● **Source passage**

****

Asia-Pacific tankers’ freight outlook weak for Q4 on poor demand

Asia-Pacific tankers’ freight will likely remain weak during the final quarter of 2020 due to subdued demand and even the usual Northern Hemisphere winter and floating storage is unlikely to provide significant support.

According to market participants S&P Global Platts spoke with in Seoul, Tokyo, Singapore, Mumbai, Oslo and Copenhagen, the current quarter looks challenging for both dirty and clean tankers freight.
This year, the odds are stacked up against a strong winter market, though a few abnormal disruptions to seaborne logistics will provide volatility, said Copenhagen-based Peter Sand, BIMCO’s Chief Shipping Analyst.

VLCC freight on the benchmark Persian Gulf-China route is reeling around this year’s low at 26.5 Worldscale points, down from w230 in mid-March, S&P Global Platts assessments showed. Daily earnings have declined to $8,000 from $270,000, brokers said.

Lesser trade in crude and oil products has resulted in piling up of tonnage and is keeping freight under pressure.

As there is a large global surplus to get rid of, OPEC plans to cut down crude output by 7.7 million b/d between August and the end of the year. Since a VLCC can carry two million barrels of crude, this translates into 2.5 less supertankers being needed each day, or 75 in a month.

The key here is the oil inventory overhang which affects normal trading because charterers have plenty of time to take ships, said Ole-Rikard Hammer, an Oslo-based senior analyst with Arctic Securities.

To be sure, the current overhang in oil inventories, is already down 30% from the peak it hit during summer but it will take few more months before the surplus is cleared, Hammer said.

“One bright spot” is all main exporters such as Saudi Arabia, Russia, Iraq and the US have had higher trade flows in September, but it is insufficient so far, he said.

This is evident from the monthly spot VLCC cargoes loading in the Persian Gulf. During June-September these were 90-95 each month, down from 160 and 127 in April and May, according to brokers’ estimates.

There are three VLCCs available for loading every cargo in the Middle East, said Sunil Thakur, a broker with Singapore-based Straitship Brokers.

The current trend of weak demand is expected to continue for the next few months because refineries have cut output amid poor margins while the world struggles to battle the deadly coronavirus pandemic. Analysts describe the virus outbreak and its subsequent devastating spread as a dark horse which has made conventional forecasting of energy freight extremely difficult.

With winter approaching, “we will enter uncharted territory regarding the virulence of COVID-19,” the IEA said in a report in September. Last month, the market was in a state of delicate re-balancing and now the outlook appears even more fragile, it said.

The IEA has revised its oil demand outlook for this year lower by another 300,000 b/d and now forecasts a contraction of 8.4 million b/d, due to renewed concerns over the deadly coronavirus. The Paris-based agency said at 91.7 million b/d, demand this year is estimated at 2013 levels. The oil refining is likely at a seven year low when the global VLCC fleet has expanded by 50 million dwt, equivalent to more than 165 VLCCs, according to shipping industry estimates.

****

● **Data supplied**

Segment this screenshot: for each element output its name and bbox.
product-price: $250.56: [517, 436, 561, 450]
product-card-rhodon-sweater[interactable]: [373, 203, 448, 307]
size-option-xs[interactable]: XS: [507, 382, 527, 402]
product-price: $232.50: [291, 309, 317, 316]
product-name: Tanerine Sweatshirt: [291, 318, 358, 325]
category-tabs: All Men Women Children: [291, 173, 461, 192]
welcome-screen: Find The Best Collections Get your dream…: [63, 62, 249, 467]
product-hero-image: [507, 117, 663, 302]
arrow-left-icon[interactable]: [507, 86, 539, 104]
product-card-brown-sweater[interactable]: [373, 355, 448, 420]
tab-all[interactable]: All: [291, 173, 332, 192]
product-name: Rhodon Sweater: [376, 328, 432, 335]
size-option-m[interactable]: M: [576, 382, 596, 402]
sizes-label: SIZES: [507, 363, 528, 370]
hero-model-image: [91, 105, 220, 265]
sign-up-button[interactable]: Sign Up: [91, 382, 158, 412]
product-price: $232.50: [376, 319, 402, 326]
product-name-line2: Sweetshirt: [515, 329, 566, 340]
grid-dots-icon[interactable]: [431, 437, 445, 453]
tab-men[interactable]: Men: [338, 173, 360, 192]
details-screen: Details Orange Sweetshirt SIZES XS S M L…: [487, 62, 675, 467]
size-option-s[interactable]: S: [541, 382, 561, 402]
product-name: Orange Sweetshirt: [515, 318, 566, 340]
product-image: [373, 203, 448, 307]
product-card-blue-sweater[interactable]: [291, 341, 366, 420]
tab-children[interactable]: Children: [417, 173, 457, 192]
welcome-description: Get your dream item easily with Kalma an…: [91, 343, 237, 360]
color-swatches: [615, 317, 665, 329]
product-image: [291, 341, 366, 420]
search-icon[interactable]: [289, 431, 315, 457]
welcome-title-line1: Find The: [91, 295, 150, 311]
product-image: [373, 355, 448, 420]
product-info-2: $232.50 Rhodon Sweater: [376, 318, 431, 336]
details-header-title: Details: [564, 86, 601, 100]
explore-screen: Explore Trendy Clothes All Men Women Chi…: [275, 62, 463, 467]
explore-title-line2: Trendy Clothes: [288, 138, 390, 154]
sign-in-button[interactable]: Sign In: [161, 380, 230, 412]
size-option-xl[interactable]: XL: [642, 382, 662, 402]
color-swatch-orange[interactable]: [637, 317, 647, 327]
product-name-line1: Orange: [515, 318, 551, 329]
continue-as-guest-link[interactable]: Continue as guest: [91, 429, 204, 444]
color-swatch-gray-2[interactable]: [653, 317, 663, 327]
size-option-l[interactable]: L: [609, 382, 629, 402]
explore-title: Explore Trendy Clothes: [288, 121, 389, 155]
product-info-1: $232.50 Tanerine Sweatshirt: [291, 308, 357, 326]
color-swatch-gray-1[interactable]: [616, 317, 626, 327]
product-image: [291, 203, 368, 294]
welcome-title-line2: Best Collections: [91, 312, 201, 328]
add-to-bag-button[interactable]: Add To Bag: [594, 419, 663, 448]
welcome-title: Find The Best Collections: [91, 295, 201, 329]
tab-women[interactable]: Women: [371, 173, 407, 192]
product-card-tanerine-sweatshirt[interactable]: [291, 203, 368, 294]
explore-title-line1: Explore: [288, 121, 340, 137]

****

● **Parts of the exercise**
(a) Decide whether each statement agrees with the article on Asia-Pacific tanker freight, answering yes or no and quoting the words of the article that settle it. (i) VLCC daily earnings have fallen to $8,000 from $270,000. (ii) Spot VLCC cargoes loading in the Persian Gulf numbered 160 in May. (iii) The IEA raised its oil demand outlook for this year.
(b) Write the next part of the article on Asia-Pacific tanker freight, picking up after its final sentence.

● **Answers for the exercise**
(a)
(i) Yes: "Daily earnings have declined to $8,000 from $270,000, brokers said."
(ii) No: "During June-September these were 90-95 each month, down from 160 and 127 in April and May"
(iii) No: "The IEA has revised its oil demand outlook for this year lower by another 300,000 b/d"

(b)
Lack of demand has resulted in a situation where several cargoes are either stuck at destination ports, waiting for a discharge order, or held by trading companies and refiners with the hope that they will be able to sell them some day at a higher price. However, not all of this hope rests on sound economic fundamentals.

Floating storage of oil and oil products has recently picked up, but this is due to logistical reasons, rather than any forward trading opportunities, said BIMCO’s Sand.

The overall floating storage volumes have declined since end-July, he noted.

In oil products, such storage is somewhat bearish. Last month, at least eight newbuild VLCCs were taken on short-term time charter of up to six months with options to store products, sources said.

This could remove up to 60 spot Medium Range size cargoes from the market, significantly reducing demand for clean tankers. MR freight rates are already under downward pressure due to a dearth of demand and with the new super tankers being snapped up for storage the trend could be reinforced.

A major concern among the tanker owners is that the current weak phase in spot tankers market will most likely spill over into next year though modest gains are possible in short crest-and-trough cycles where congestion and ullage in ports such as China’s Qingdao temporarily reduce the tankers’ supply. When shore tanks are full, ships take a longer time to discharge cargoes and this increases the turnaround time for their next voyage.

Several times this year, between a dozen to two dozen VLCCs are seen waiting to discharge cargoes at Qingdao alone, but as BIMCO’s Sand pointed out, this is due to logistical constraints rather than any floating storage.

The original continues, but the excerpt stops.